**Required task:** Find every line in the records below that holds the word "wystawka" and copy it.

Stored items
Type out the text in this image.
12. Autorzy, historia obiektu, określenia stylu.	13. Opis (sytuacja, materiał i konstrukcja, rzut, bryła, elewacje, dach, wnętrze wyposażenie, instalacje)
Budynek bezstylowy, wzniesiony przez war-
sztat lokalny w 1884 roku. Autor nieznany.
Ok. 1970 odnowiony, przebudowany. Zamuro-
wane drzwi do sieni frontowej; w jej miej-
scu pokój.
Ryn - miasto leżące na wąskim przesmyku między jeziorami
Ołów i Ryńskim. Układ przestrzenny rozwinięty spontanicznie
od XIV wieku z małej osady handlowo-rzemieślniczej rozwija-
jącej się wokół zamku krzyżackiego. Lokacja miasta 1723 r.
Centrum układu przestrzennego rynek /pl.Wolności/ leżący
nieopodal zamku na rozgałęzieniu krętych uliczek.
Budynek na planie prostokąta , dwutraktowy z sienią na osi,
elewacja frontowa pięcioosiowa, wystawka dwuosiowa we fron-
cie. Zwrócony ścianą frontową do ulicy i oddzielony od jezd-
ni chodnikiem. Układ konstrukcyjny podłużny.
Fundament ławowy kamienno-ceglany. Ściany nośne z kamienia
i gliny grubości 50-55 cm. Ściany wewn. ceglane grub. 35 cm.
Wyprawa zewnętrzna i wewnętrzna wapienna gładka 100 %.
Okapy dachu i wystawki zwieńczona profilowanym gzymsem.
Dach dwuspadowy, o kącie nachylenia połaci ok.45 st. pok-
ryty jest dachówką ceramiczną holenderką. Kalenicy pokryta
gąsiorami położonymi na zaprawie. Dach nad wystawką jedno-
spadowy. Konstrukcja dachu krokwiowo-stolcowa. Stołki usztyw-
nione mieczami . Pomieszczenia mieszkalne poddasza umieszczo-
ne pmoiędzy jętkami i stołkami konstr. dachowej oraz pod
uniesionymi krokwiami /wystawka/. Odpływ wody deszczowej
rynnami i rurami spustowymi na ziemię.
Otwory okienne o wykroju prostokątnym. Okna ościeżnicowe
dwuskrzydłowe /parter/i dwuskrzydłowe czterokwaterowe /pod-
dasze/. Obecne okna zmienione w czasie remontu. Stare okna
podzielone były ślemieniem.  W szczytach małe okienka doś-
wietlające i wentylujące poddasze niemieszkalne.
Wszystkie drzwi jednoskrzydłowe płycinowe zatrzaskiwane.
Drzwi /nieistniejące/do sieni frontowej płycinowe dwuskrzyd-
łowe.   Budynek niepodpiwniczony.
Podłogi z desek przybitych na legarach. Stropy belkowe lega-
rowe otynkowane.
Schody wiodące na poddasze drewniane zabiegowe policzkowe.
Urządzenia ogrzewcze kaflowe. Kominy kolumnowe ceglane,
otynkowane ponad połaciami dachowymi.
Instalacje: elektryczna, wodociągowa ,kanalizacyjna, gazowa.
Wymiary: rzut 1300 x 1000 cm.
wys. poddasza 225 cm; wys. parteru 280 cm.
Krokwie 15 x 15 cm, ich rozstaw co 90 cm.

**Finished answer:**
elewacja frontowa pięcioosiowa, wystawka dwuosiowa we fron-
uniesionymi krokwiami /wystawka/. Odpływ wody deszczowej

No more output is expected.